▶ _Exercise aim_: Where the word "Parse" occurs in a line, return that line.
Material provided start
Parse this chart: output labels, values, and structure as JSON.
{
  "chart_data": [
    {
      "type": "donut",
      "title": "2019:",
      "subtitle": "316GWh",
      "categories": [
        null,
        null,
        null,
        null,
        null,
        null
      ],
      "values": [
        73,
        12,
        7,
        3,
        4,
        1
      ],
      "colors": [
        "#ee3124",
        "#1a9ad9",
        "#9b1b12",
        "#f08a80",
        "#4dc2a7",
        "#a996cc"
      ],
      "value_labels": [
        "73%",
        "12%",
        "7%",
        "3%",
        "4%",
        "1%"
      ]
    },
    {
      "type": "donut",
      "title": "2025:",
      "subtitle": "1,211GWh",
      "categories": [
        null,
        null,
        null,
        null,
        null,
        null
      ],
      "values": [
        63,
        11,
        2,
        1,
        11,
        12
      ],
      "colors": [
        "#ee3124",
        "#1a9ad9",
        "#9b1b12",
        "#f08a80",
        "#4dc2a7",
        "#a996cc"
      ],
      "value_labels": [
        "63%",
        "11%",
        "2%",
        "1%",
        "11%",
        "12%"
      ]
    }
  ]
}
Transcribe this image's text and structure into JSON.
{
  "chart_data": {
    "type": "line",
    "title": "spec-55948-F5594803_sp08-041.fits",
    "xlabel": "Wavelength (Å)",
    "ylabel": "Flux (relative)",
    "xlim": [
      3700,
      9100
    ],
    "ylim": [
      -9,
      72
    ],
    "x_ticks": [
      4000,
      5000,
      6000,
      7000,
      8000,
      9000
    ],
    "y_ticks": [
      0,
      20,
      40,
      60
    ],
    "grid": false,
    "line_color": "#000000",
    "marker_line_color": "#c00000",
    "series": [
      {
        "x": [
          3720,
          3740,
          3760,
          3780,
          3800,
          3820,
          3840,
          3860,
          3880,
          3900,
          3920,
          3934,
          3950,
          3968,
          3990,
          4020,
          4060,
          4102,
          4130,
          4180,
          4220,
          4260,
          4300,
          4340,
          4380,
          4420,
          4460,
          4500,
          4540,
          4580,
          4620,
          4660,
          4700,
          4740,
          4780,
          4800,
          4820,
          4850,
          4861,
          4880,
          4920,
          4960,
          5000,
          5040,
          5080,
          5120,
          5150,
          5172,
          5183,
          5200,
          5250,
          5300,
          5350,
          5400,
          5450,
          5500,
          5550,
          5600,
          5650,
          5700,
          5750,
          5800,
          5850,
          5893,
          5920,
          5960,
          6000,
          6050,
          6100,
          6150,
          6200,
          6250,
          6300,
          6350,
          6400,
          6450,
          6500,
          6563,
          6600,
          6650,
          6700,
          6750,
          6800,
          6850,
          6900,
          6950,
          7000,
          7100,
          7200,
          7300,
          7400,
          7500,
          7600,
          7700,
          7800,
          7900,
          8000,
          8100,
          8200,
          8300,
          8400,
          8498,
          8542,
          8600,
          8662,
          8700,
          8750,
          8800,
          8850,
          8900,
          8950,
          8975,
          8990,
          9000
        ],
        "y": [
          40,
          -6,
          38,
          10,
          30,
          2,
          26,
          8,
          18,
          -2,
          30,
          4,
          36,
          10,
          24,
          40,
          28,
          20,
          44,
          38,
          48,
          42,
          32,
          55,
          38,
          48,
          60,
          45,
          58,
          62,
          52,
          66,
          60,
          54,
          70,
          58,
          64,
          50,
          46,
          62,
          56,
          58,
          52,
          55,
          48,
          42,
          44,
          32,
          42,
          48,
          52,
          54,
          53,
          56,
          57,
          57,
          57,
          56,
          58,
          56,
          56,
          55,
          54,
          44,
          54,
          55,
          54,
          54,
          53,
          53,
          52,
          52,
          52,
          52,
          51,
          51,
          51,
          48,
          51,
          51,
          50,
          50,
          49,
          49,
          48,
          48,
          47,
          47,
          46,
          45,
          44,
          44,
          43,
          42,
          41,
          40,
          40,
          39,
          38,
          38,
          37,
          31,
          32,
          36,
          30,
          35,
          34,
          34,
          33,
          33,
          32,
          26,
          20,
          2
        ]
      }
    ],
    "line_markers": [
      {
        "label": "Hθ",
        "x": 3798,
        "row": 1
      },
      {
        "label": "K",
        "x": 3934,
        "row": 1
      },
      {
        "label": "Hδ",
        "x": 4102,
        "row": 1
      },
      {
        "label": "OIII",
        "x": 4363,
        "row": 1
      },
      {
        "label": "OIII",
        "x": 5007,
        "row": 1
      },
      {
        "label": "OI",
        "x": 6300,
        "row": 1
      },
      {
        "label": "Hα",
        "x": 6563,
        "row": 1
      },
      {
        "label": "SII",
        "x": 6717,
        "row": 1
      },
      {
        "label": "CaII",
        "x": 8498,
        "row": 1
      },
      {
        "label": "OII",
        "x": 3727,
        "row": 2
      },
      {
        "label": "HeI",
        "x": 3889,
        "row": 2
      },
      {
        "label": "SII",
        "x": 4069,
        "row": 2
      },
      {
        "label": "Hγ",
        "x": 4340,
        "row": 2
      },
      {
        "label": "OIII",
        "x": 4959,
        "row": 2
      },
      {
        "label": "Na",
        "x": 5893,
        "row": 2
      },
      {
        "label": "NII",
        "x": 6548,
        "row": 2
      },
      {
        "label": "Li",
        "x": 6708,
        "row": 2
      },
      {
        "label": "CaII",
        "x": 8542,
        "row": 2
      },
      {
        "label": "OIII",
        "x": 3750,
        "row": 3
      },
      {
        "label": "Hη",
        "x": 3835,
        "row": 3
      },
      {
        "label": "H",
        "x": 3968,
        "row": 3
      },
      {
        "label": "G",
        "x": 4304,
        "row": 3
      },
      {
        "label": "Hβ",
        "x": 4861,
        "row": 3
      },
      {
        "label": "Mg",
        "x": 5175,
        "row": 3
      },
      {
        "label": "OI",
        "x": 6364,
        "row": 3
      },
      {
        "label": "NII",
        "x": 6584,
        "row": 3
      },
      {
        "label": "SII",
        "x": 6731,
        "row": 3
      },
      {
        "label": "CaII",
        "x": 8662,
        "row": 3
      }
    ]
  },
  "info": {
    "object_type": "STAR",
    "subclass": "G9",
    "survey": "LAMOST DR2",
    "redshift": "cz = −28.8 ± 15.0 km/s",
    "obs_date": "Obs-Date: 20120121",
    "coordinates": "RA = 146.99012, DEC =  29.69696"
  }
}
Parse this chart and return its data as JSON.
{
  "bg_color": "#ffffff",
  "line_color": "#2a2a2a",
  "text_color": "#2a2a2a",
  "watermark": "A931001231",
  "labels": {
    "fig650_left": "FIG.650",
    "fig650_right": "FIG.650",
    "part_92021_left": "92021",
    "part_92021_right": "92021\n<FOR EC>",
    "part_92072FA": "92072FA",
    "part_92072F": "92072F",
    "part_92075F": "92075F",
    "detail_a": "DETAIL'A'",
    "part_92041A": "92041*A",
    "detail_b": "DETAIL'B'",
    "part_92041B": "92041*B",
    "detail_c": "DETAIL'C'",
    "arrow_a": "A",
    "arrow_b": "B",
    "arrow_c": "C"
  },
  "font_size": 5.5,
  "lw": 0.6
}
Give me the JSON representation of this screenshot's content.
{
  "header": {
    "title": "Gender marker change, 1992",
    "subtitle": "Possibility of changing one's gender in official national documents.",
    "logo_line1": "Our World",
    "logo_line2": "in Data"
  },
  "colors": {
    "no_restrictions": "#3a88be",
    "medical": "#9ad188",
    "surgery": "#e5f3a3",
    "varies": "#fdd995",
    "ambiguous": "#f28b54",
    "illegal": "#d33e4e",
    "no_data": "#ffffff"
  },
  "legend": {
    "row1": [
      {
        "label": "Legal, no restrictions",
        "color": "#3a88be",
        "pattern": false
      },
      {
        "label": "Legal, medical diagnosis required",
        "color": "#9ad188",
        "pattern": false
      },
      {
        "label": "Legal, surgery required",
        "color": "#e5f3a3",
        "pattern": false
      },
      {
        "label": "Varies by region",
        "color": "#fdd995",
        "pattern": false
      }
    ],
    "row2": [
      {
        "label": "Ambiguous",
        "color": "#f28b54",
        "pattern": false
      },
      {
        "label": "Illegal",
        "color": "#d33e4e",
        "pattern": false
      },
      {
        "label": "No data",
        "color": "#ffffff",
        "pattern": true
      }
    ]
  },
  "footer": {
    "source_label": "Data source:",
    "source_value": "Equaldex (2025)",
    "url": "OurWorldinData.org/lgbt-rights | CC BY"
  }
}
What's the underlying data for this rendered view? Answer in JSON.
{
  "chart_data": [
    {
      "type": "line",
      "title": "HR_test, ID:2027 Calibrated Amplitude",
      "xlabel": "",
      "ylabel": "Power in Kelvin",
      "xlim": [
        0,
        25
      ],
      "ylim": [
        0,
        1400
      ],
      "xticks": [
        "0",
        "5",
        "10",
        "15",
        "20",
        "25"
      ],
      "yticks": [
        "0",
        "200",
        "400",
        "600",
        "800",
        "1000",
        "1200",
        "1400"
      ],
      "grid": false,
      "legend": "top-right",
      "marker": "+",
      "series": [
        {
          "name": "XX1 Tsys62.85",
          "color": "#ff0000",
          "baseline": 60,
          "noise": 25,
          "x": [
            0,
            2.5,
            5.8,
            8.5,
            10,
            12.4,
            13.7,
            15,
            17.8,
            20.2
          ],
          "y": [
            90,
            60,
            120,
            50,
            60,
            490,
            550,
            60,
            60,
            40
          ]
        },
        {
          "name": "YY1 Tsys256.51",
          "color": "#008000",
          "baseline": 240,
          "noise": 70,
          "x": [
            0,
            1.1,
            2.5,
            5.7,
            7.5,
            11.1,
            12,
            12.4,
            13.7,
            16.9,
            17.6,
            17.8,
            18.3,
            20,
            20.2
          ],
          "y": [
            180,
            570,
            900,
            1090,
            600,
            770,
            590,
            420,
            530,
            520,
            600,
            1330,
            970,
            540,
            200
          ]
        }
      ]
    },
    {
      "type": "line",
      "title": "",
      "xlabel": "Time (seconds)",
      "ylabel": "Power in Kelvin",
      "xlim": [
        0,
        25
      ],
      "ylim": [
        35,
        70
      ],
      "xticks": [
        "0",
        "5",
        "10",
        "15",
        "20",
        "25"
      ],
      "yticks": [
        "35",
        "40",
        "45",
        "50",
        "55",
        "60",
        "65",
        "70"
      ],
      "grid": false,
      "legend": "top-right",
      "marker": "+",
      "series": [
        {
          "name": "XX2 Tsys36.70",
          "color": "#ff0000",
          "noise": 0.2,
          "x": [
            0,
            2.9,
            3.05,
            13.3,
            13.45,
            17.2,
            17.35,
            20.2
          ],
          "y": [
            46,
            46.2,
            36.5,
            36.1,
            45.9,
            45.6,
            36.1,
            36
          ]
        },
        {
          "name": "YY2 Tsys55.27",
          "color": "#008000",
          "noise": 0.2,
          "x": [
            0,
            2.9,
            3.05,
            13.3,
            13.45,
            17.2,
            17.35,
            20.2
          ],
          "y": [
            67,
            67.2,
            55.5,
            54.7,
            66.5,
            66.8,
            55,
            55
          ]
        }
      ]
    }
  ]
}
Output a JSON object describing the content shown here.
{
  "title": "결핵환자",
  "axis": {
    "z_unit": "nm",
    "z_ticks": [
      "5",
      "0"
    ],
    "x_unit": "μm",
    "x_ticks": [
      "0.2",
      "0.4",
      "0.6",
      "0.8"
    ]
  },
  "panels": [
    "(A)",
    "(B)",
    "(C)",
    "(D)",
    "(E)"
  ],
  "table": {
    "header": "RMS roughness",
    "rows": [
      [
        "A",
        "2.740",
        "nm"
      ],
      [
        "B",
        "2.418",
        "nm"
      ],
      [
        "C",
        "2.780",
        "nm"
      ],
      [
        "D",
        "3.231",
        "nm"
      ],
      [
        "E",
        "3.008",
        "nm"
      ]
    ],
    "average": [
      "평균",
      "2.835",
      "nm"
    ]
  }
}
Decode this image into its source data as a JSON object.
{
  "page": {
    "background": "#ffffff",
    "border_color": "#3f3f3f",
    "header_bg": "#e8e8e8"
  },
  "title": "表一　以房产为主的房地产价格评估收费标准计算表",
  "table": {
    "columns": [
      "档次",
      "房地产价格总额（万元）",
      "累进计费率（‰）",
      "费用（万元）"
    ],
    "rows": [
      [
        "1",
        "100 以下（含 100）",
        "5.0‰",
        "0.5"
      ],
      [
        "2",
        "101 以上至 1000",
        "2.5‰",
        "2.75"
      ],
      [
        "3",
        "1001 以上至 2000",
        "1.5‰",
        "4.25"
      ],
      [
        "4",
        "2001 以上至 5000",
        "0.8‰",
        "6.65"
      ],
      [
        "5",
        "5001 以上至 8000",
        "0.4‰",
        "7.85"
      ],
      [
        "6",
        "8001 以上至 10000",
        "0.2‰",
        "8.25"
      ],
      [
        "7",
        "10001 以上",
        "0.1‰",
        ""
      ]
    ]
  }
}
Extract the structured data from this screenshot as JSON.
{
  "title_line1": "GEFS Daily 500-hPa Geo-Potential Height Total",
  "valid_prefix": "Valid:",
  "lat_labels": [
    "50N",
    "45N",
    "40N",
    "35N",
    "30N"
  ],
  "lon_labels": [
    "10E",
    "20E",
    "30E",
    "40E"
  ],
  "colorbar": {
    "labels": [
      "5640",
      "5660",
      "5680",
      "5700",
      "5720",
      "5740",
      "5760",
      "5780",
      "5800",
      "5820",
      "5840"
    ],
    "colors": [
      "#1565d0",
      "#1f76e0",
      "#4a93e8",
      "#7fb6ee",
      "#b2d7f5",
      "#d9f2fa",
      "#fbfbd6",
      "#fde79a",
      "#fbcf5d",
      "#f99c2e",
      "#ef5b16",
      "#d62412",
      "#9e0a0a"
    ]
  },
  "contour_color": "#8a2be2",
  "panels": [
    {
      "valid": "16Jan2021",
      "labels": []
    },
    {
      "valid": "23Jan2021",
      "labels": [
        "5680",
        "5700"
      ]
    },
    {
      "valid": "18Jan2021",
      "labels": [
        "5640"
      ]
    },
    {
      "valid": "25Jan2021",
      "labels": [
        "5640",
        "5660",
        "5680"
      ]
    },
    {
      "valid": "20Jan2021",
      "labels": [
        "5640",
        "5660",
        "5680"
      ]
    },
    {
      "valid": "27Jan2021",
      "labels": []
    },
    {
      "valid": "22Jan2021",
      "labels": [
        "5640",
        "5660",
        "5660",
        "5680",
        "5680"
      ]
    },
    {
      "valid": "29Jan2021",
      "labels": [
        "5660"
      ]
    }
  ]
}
Material provided end
▶ _Answer_:
Parse this chart: output labels, values, and structure as JSON.
Parse this chart and return its data as JSON.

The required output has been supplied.